Start of Records for the task

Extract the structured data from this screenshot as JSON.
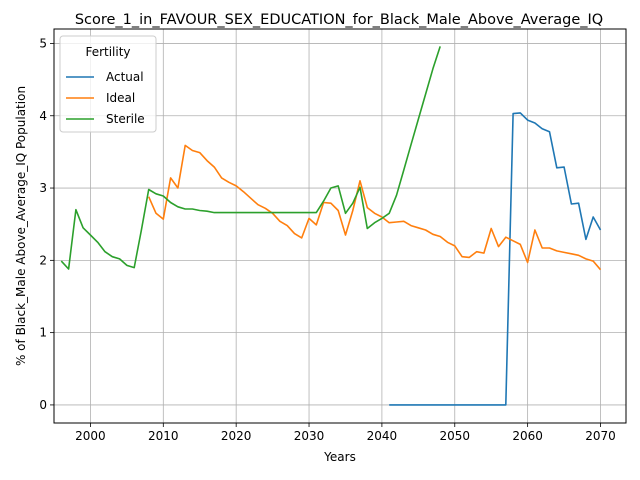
{
  "chart_data": {
    "type": "line",
    "title": "Score_1_in_FAVOUR_SEX_EDUCATION_for_Black_Male_Above_Average_IQ",
    "xlabel": "Years",
    "ylabel": "% of Black_Male Above_Average_IQ Population",
    "xlim": [
      1995,
      2073.5
    ],
    "ylim": [
      -0.25,
      5.2
    ],
    "xticks": [
      2000,
      2010,
      2020,
      2030,
      2040,
      2050,
      2060,
      2070
    ],
    "yticks": [
      0,
      1,
      2,
      3,
      4,
      5
    ],
    "grid": true,
    "legend": {
      "title": "Fertility",
      "placement": "top-left"
    },
    "series": [
      {
        "name": "Actual",
        "color": "#1f77b4",
        "x": [
          2041,
          2042,
          2043,
          2044,
          2045,
          2046,
          2047,
          2048,
          2049,
          2050,
          2051,
          2052,
          2053,
          2054,
          2055,
          2056,
          2057,
          2058,
          2059,
          2060,
          2061,
          2062,
          2063,
          2064,
          2065,
          2066,
          2067,
          2068,
          2069,
          2070
        ],
        "y": [
          0,
          0,
          0,
          0,
          0,
          0,
          0,
          0,
          0,
          0,
          0,
          0,
          0,
          0,
          0,
          0,
          0,
          4.03,
          4.04,
          3.94,
          3.9,
          3.82,
          3.78,
          3.28,
          3.29,
          2.78,
          2.79,
          2.29,
          2.6,
          2.42
        ]
      },
      {
        "name": "Ideal",
        "color": "#ff7f0e",
        "x": [
          2008,
          2009,
          2010,
          2011,
          2012,
          2013,
          2014,
          2015,
          2016,
          2017,
          2018,
          2019,
          2020,
          2021,
          2022,
          2023,
          2024,
          2025,
          2026,
          2027,
          2028,
          2029,
          2030,
          2031,
          2032,
          2033,
          2034,
          2035,
          2036,
          2037,
          2038,
          2039,
          2040,
          2041,
          2042,
          2043,
          2044,
          2045,
          2046,
          2047,
          2048,
          2049,
          2050,
          2051,
          2052,
          2053,
          2054,
          2055,
          2056,
          2057,
          2058,
          2059,
          2060,
          2061,
          2062,
          2063,
          2064,
          2065,
          2066,
          2067,
          2068,
          2069,
          2070
        ],
        "y": [
          2.88,
          2.65,
          2.57,
          3.14,
          3.0,
          3.59,
          3.52,
          3.49,
          3.38,
          3.29,
          3.14,
          3.08,
          3.03,
          2.95,
          2.86,
          2.77,
          2.72,
          2.65,
          2.54,
          2.48,
          2.37,
          2.31,
          2.58,
          2.49,
          2.8,
          2.79,
          2.69,
          2.35,
          2.69,
          3.1,
          2.73,
          2.65,
          2.6,
          2.52,
          2.53,
          2.54,
          2.48,
          2.45,
          2.42,
          2.36,
          2.33,
          2.25,
          2.2,
          2.05,
          2.04,
          2.12,
          2.1,
          2.44,
          2.19,
          2.32,
          2.27,
          2.22,
          1.97,
          2.42,
          2.17,
          2.17,
          2.13,
          2.11,
          2.09,
          2.07,
          2.02,
          1.99,
          1.87
        ]
      },
      {
        "name": "Sterile",
        "color": "#2ca02c",
        "x": [
          1996,
          1997,
          1998,
          1999,
          2000,
          2001,
          2002,
          2003,
          2004,
          2005,
          2006,
          2007,
          2008,
          2009,
          2010,
          2011,
          2012,
          2013,
          2014,
          2015,
          2016,
          2017,
          2018,
          2019,
          2020,
          2021,
          2022,
          2023,
          2024,
          2025,
          2026,
          2027,
          2028,
          2029,
          2030,
          2031,
          2032,
          2033,
          2034,
          2035,
          2036,
          2037,
          2038,
          2039,
          2040,
          2041,
          2042,
          2043,
          2044,
          2045,
          2046,
          2047,
          2048
        ],
        "y": [
          1.99,
          1.88,
          2.7,
          2.45,
          2.35,
          2.25,
          2.12,
          2.05,
          2.02,
          1.93,
          1.9,
          2.42,
          2.98,
          2.92,
          2.89,
          2.8,
          2.74,
          2.71,
          2.71,
          2.69,
          2.68,
          2.66,
          2.66,
          2.66,
          2.66,
          2.66,
          2.66,
          2.66,
          2.66,
          2.66,
          2.66,
          2.66,
          2.66,
          2.66,
          2.66,
          2.66,
          2.82,
          3.0,
          3.03,
          2.65,
          2.79,
          3.01,
          2.44,
          2.52,
          2.58,
          2.65,
          2.9,
          3.25,
          3.6,
          3.95,
          4.3,
          4.65,
          4.96
        ]
      }
    ]
  }
}
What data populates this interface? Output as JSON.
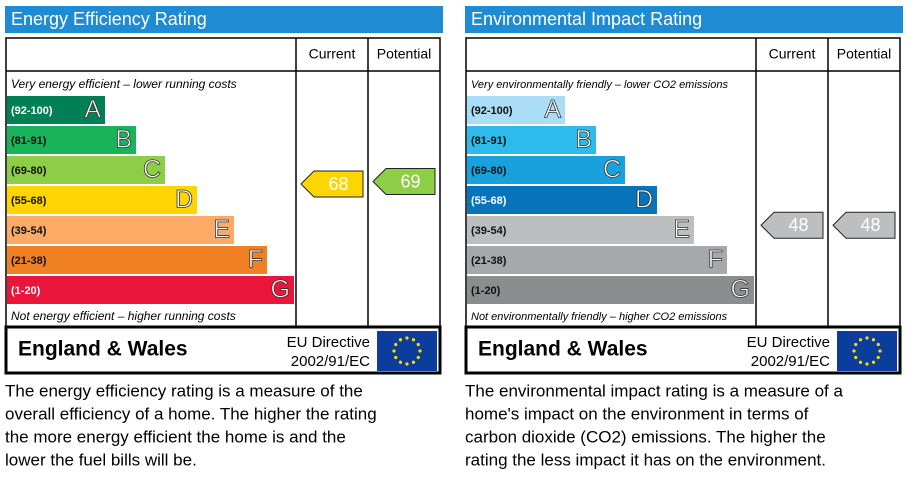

End of Records for the task

> [Directions]:
Restate the listing above word for word, and skip the pictures.

> [Response for this exercise]:
Extract the structured data from this screenshot as JSON.
{
  "chart_data": {
    "type": "line",
    "title": "Score_1_in_FAVOUR_SEX_EDUCATION_for_Black_Male_Above_Average_IQ",
    "xlabel": "Years",
    "ylabel": "% of Black_Male Above_Average_IQ Population",
    "xlim": [
      1995,
      2073.5
    ],
    "ylim": [
      -0.25,
      5.2
    ],
    "xticks": [
      2000,
      2010,
      2020,
      2030,
      2040,
      2050,
      2060,
      2070
    ],
    "yticks": [
      0,
      1,
      2,
      3,
      4,
      5
    ],
    "grid": true,
    "legend": {
      "title": "Fertility",
      "placement": "top-left"
    },
    "series": [
      {
        "name": "Actual",
        "color": "#1f77b4",
        "x": [
          2041,
          2042,
          2043,
          2044,
          2045,
          2046,
          2047,
          2048,
          2049,
          2050,
          2051,
          2052,
          2053,
          2054,
          2055,
          2056,
          2057,
          2058,
          2059,
          2060,
          2061,
          2062,
          2063,
          2064,
          2065,
          2066,
          2067,
          2068,
          2069,
          2070
        ],
        "y": [
          0,
          0,
          0,
          0,
          0,
          0,
          0,
          0,
          0,
          0,
          0,
          0,
          0,
          0,
          0,
          0,
          0,
          4.03,
          4.04,
          3.94,
          3.9,
          3.82,
          3.78,
          3.28,
          3.29,
          2.78,
          2.79,
          2.29,
          2.6,
          2.42
        ]
      },
      {
        "name": "Ideal",
        "color": "#ff7f0e",
        "x": [
          2008,
          2009,
          2010,
          2011,
          2012,
          2013,
          2014,
          2015,
          2016,
          2017,
          2018,
          2019,
          2020,
          2021,
          2022,
          2023,
          2024,
          2025,
          2026,
          2027,
          2028,
          2029,
          2030,
          2031,
          2032,
          2033,
          2034,
          2035,
          2036,
          2037,
          2038,
          2039,
          2040,
          2041,
          2042,
          2043,
          2044,
          2045,
          2046,
          2047,
          2048,
          2049,
          2050,
          2051,
          2052,
          2053,
          2054,
          2055,
          2056,
          2057,
          2058,
          2059,
          2060,
          2061,
          2062,
          2063,
          2064,
          2065,
          2066,
          2067,
          2068,
          2069,
          2070
        ],
        "y": [
          2.88,
          2.65,
          2.57,
          3.14,
          3.0,
          3.59,
          3.52,
          3.49,
          3.38,
          3.29,
          3.14,
          3.08,
          3.03,
          2.95,
          2.86,
          2.77,
          2.72,
          2.65,
          2.54,
          2.48,
          2.37,
          2.31,
          2.58,
          2.49,
          2.8,
          2.79,
          2.69,
          2.35,
          2.69,
          3.1,
          2.73,
          2.65,
          2.6,
          2.52,
          2.53,
          2.54,
          2.48,
          2.45,
          2.42,
          2.36,
          2.33,
          2.25,
          2.2,
          2.05,
          2.04,
          2.12,
          2.1,
          2.44,
          2.19,
          2.32,
          2.27,
          2.22,
          1.97,
          2.42,
          2.17,
          2.17,
          2.13,
          2.11,
          2.09,
          2.07,
          2.02,
          1.99,
          1.87
        ]
      },
      {
        "name": "Sterile",
        "color": "#2ca02c",
        "x": [
          1996,
          1997,
          1998,
          1999,
          2000,
          2001,
          2002,
          2003,
          2004,
          2005,
          2006,
          2007,
          2008,
          2009,
          2010,
          2011,
          2012,
          2013,
          2014,
          2015,
          2016,
          2017,
          2018,
          2019,
          2020,
          2021,
          2022,
          2023,
          2024,
          2025,
          2026,
          2027,
          2028,
          2029,
          2030,
          2031,
          2032,
          2033,
          2034,
          2035,
          2036,
          2037,
          2038,
          2039,
          2040,
          2041,
          2042,
          2043,
          2044,
          2045,
          2046,
          2047,
          2048
        ],
        "y": [
          1.99,
          1.88,
          2.7,
          2.45,
          2.35,
          2.25,
          2.12,
          2.05,
          2.02,
          1.93,
          1.9,
          2.42,
          2.98,
          2.92,
          2.89,
          2.8,
          2.74,
          2.71,
          2.71,
          2.69,
          2.68,
          2.66,
          2.66,
          2.66,
          2.66,
          2.66,
          2.66,
          2.66,
          2.66,
          2.66,
          2.66,
          2.66,
          2.66,
          2.66,
          2.66,
          2.66,
          2.82,
          3.0,
          3.03,
          2.65,
          2.79,
          3.01,
          2.44,
          2.52,
          2.58,
          2.65,
          2.9,
          3.25,
          3.6,
          3.95,
          4.3,
          4.65,
          4.96
        ]
      }
    ]
  }
}
What data populates this interface? Output as JSON.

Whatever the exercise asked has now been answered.